What is required
Repeat these lines exactly as they appear, covering the whole listing, but leave the picture out of your answer.

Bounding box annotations
========================================

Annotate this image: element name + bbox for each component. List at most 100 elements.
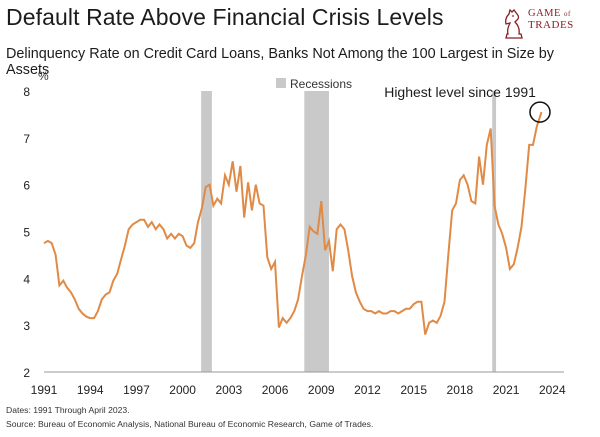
data-point (93, 317, 95, 319)
footer-note: Dates: 1991 Through April 2023. (6, 405, 130, 415)
data-point (332, 270, 334, 272)
y-tick-label: 6 (23, 179, 30, 193)
data-point (162, 228, 164, 230)
data-point (128, 228, 130, 230)
data-point (216, 198, 218, 200)
data-point (455, 202, 457, 204)
data-point (228, 184, 230, 186)
data-point (201, 207, 203, 209)
y-tick-label: 8 (23, 85, 30, 99)
data-point (105, 294, 107, 296)
data-point (251, 209, 253, 211)
data-point (147, 226, 149, 228)
data-point (58, 284, 60, 286)
data-point (313, 231, 315, 233)
data-point (541, 111, 543, 113)
data-point (70, 291, 72, 293)
x-tick-label: 1997 (123, 383, 150, 397)
x-tick-label: 2024 (539, 383, 566, 397)
y-tick-label: 2 (23, 366, 30, 380)
data-point (393, 310, 395, 312)
data-point (386, 312, 388, 314)
logo-text: GAME of (528, 8, 571, 19)
data-point (309, 226, 311, 228)
x-tick-label: 1994 (77, 383, 104, 397)
data-point (89, 317, 91, 319)
recession-bands (201, 91, 497, 372)
data-point (459, 179, 461, 181)
data-point (366, 310, 368, 312)
data-point (132, 223, 134, 225)
data-point (494, 205, 496, 207)
data-point (274, 261, 276, 263)
data-point (193, 242, 195, 244)
data-point (405, 308, 407, 310)
y-tick-label: 7 (23, 132, 30, 146)
y-tick-label: 5 (23, 226, 30, 240)
annotation-highest-level: Highest level since 1991 (384, 84, 536, 100)
x-tick-label: 1991 (31, 383, 58, 397)
data-point (197, 221, 199, 223)
data-point (101, 298, 103, 300)
data-point (370, 310, 372, 312)
page-subtitle: Delinquency Rate on Credit Card Loans, B… (6, 46, 554, 78)
data-point (478, 156, 480, 158)
data-point (482, 184, 484, 186)
data-point (440, 315, 442, 317)
x-tick-label: 2000 (169, 383, 196, 397)
data-point (247, 181, 249, 183)
data-point (155, 228, 157, 230)
data-point (474, 202, 476, 204)
data-point (143, 219, 145, 221)
data-point (436, 322, 438, 324)
data-point (209, 184, 211, 186)
data-point (262, 205, 264, 207)
footer-source: Source: Bureau of Economic Analysis, Nat… (6, 419, 374, 429)
data-point (505, 247, 507, 249)
data-point (108, 291, 110, 293)
data-point (178, 233, 180, 235)
data-point (278, 327, 280, 329)
data-point (305, 254, 307, 256)
x-tick-label: 2012 (354, 383, 381, 397)
data-point (486, 144, 488, 146)
data-point (347, 249, 349, 251)
data-point (159, 223, 161, 225)
data-point (135, 221, 137, 223)
data-point (343, 228, 345, 230)
data-point (62, 280, 64, 282)
data-point (78, 308, 80, 310)
data-point (120, 259, 122, 261)
data-point (351, 275, 353, 277)
data-point (451, 209, 453, 211)
data-point (293, 310, 295, 312)
data-point (259, 202, 261, 204)
legend-label-recessions: Recessions (290, 77, 352, 91)
data-point (289, 317, 291, 319)
x-tick-label: 2006 (262, 383, 289, 397)
data-point (424, 334, 426, 336)
data-point (320, 200, 322, 202)
data-point (390, 310, 392, 312)
game-of-trades-logo: GAME of TRADES (500, 4, 590, 44)
data-point (232, 160, 234, 162)
data-point (443, 301, 445, 303)
data-point (182, 235, 184, 237)
data-point (139, 219, 141, 221)
series-points (43, 111, 543, 335)
y-tick-label: 3 (23, 319, 30, 333)
data-point (536, 125, 538, 127)
data-point (428, 322, 430, 324)
data-point (374, 312, 376, 314)
logo-text-trades: TRADES (528, 19, 574, 31)
data-point (517, 247, 519, 249)
data-point (212, 205, 214, 207)
data-point (316, 233, 318, 235)
recession-band-1 (201, 91, 212, 372)
x-tick-label: 2018 (447, 383, 474, 397)
data-point (124, 245, 126, 247)
data-point (82, 312, 84, 314)
data-point (470, 200, 472, 202)
data-point (74, 298, 76, 300)
data-point (417, 301, 419, 303)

========================================

Task output
Annotate this image: element name + bbox for each component. List at most 100 elements.
data-point (93, 317, 95, 319)
footer-note: Dates: 1991 Through April 2023. (6, 405, 130, 415)
data-point (332, 270, 334, 272)
y-tick-label: 6 (23, 179, 30, 193)
data-point (162, 228, 164, 230)
data-point (128, 228, 130, 230)
data-point (216, 198, 218, 200)
data-point (455, 202, 457, 204)
data-point (228, 184, 230, 186)
data-point (201, 207, 203, 209)
y-tick-label: 8 (23, 85, 30, 99)
data-point (105, 294, 107, 296)
data-point (251, 209, 253, 211)
data-point (147, 226, 149, 228)
data-point (58, 284, 60, 286)
data-point (313, 231, 315, 233)
data-point (541, 111, 543, 113)
data-point (70, 291, 72, 293)
x-tick-label: 1997 (123, 383, 150, 397)
x-tick-label: 2024 (539, 383, 566, 397)
y-tick-label: 2 (23, 366, 30, 380)
data-point (393, 310, 395, 312)
data-point (386, 312, 388, 314)
logo-text: GAME of (528, 8, 571, 19)
data-point (309, 226, 311, 228)
x-tick-label: 1994 (77, 383, 104, 397)
data-point (89, 317, 91, 319)
recession-bands (201, 91, 497, 372)
data-point (459, 179, 461, 181)
data-point (366, 310, 368, 312)
data-point (132, 223, 134, 225)
data-point (494, 205, 496, 207)
data-point (274, 261, 276, 263)
data-point (193, 242, 195, 244)
data-point (405, 308, 407, 310)
y-tick-label: 7 (23, 132, 30, 146)
y-tick-label: 5 (23, 226, 30, 240)
annotation-highest-level: Highest level since 1991 (384, 84, 536, 100)
x-tick-label: 1991 (31, 383, 58, 397)
data-point (197, 221, 199, 223)
data-point (101, 298, 103, 300)
data-point (370, 310, 372, 312)
page-subtitle: Delinquency Rate on Credit Card Loans, B… (6, 46, 554, 78)
data-point (478, 156, 480, 158)
data-point (482, 184, 484, 186)
data-point (440, 315, 442, 317)
x-tick-label: 2000 (169, 383, 196, 397)
data-point (247, 181, 249, 183)
data-point (155, 228, 157, 230)
data-point (474, 202, 476, 204)
data-point (143, 219, 145, 221)
data-point (436, 322, 438, 324)
data-point (209, 184, 211, 186)
data-point (262, 205, 264, 207)
footer-source: Source: Bureau of Economic Analysis, Nat… (6, 419, 374, 429)
data-point (505, 247, 507, 249)
data-point (108, 291, 110, 293)
data-point (178, 233, 180, 235)
data-point (278, 327, 280, 329)
data-point (305, 254, 307, 256)
x-tick-label: 2012 (354, 383, 381, 397)
data-point (486, 144, 488, 146)
data-point (347, 249, 349, 251)
data-point (159, 223, 161, 225)
data-point (135, 221, 137, 223)
data-point (343, 228, 345, 230)
data-point (62, 280, 64, 282)
data-point (78, 308, 80, 310)
data-point (120, 259, 122, 261)
data-point (351, 275, 353, 277)
data-point (451, 209, 453, 211)
data-point (293, 310, 295, 312)
data-point (259, 202, 261, 204)
legend-label-recessions: Recessions (290, 77, 352, 91)
data-point (289, 317, 291, 319)
x-tick-label: 2006 (262, 383, 289, 397)
data-point (424, 334, 426, 336)
data-point (320, 200, 322, 202)
data-point (390, 310, 392, 312)
game-of-trades-logo: GAME of TRADES (500, 4, 590, 44)
data-point (232, 160, 234, 162)
data-point (443, 301, 445, 303)
data-point (182, 235, 184, 237)
data-point (139, 219, 141, 221)
series-points (43, 111, 543, 335)
y-tick-label: 3 (23, 319, 30, 333)
data-point (536, 125, 538, 127)
data-point (428, 322, 430, 324)
data-point (374, 312, 376, 314)
logo-text-trades: TRADES (528, 19, 574, 31)
data-point (517, 247, 519, 249)
data-point (212, 205, 214, 207)
data-point (316, 233, 318, 235)
recession-band-1 (201, 91, 212, 372)
x-tick-label: 2018 (447, 383, 474, 397)
data-point (124, 245, 126, 247)
data-point (82, 312, 84, 314)
data-point (470, 200, 472, 202)
data-point (74, 298, 76, 300)
data-point (417, 301, 419, 303)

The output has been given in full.